**EXERCISE**. Whenever a line contains the string "видам", copy it out of the entries.

**MATERIAL PROVIDED**.
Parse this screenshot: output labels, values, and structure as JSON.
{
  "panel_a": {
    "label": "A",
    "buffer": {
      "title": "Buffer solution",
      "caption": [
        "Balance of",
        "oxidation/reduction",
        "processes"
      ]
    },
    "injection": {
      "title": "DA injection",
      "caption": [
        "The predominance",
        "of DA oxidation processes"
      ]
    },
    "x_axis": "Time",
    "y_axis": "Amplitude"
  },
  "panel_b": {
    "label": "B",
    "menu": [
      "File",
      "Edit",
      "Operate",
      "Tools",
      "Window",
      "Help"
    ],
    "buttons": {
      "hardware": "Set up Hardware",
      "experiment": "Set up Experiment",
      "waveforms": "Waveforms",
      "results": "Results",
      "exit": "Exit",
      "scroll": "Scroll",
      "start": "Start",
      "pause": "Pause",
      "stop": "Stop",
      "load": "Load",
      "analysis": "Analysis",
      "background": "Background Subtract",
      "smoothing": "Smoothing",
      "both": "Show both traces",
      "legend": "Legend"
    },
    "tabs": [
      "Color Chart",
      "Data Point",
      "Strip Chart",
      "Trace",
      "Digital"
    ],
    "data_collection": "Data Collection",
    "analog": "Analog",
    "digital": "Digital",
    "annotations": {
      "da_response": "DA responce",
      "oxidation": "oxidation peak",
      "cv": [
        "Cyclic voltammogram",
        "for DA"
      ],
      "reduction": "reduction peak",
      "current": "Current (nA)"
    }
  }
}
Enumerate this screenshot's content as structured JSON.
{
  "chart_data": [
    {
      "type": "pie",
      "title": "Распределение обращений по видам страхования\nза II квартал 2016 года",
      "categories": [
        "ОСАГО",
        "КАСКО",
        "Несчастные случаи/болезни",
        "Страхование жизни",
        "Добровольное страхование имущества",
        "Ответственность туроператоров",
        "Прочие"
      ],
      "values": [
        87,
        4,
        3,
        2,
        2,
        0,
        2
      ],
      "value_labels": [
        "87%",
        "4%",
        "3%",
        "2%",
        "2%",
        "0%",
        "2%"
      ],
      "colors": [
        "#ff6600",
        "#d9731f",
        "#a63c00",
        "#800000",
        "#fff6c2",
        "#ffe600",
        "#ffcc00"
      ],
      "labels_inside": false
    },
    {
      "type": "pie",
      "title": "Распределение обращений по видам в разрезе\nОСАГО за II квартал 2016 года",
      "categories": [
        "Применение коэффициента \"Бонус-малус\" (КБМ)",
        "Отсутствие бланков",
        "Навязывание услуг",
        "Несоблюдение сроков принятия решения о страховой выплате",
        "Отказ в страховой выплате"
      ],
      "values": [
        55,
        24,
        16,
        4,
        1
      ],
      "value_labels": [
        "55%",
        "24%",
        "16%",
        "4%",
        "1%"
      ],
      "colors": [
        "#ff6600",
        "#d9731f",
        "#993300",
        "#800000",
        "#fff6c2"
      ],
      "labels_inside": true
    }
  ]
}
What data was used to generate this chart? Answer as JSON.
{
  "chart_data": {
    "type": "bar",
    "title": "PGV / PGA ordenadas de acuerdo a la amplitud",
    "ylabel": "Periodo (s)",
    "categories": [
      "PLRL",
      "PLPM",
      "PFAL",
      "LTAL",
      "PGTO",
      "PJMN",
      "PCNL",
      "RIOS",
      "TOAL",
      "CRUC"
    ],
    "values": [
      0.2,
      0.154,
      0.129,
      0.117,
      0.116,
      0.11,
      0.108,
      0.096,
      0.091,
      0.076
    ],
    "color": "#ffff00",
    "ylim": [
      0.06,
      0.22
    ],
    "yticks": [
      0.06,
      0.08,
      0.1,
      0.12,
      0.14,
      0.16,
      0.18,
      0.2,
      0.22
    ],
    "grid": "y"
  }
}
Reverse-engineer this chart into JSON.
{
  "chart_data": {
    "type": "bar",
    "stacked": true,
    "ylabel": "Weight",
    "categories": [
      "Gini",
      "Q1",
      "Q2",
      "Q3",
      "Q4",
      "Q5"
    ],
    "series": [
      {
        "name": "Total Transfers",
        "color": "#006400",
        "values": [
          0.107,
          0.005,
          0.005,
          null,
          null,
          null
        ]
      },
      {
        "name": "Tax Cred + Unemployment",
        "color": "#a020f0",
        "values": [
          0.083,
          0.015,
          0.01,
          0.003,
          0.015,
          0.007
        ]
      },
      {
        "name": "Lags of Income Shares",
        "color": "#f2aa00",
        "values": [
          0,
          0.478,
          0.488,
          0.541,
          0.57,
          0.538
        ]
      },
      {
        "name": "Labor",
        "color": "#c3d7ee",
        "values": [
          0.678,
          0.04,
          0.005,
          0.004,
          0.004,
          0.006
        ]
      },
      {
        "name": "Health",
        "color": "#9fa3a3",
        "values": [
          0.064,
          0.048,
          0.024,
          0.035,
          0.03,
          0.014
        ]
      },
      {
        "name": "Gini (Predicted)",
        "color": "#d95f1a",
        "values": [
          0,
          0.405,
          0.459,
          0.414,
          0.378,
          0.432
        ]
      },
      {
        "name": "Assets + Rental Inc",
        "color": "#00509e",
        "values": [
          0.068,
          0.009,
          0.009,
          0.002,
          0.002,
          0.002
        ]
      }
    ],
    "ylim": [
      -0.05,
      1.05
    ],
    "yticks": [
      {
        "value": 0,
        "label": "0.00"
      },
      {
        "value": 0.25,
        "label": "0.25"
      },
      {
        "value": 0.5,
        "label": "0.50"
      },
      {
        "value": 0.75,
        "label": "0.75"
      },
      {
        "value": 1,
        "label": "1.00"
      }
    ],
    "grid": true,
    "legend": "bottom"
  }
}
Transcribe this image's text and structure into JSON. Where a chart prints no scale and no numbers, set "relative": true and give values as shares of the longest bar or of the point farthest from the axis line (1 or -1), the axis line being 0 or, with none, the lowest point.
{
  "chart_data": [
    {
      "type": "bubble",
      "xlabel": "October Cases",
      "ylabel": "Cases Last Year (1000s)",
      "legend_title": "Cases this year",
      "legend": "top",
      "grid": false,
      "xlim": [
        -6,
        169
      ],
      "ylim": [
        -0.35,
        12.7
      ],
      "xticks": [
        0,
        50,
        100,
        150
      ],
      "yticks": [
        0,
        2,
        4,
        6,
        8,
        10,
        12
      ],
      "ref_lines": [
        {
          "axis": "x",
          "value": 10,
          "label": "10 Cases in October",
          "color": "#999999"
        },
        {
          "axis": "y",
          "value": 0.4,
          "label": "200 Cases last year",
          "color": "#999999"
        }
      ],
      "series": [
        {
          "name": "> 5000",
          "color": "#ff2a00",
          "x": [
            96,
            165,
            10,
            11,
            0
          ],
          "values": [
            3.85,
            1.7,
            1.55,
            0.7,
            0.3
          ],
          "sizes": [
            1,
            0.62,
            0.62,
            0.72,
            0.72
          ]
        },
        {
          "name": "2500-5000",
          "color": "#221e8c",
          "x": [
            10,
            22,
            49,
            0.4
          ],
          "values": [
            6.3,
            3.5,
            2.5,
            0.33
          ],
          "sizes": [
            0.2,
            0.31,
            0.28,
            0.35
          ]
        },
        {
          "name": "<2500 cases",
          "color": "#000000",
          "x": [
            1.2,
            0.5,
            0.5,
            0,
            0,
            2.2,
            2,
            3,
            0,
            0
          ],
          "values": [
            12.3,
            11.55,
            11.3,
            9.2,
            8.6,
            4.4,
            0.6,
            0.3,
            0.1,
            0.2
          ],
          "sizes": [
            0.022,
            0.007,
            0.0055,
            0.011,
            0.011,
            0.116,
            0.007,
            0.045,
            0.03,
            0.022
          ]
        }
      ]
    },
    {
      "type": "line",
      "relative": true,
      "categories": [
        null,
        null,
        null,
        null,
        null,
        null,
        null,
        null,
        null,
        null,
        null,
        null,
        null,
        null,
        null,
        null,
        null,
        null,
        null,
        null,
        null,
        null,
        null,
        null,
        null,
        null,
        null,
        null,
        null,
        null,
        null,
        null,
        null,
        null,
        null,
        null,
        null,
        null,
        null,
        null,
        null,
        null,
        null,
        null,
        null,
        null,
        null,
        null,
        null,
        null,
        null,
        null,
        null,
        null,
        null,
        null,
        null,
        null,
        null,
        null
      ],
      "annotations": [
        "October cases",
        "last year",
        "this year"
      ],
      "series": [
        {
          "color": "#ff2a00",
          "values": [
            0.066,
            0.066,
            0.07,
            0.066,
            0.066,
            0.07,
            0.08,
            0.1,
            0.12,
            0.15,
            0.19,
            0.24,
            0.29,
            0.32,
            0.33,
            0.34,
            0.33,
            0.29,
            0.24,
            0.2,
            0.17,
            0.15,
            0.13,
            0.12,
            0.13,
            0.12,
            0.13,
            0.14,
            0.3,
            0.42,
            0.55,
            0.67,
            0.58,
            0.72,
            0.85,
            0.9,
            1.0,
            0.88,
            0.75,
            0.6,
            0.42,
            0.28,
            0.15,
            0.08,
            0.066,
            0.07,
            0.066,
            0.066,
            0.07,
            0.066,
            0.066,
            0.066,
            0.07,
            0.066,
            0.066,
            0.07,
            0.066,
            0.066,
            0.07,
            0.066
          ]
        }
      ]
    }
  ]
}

**RESPONSE TO THE EXERCISE**.
      "title": "Распределение обращений по видам страхования\nза II квартал 2016 года",
      "title": "Распределение обращений по видам в разрезе\nОСАГО за II квартал 2016 года",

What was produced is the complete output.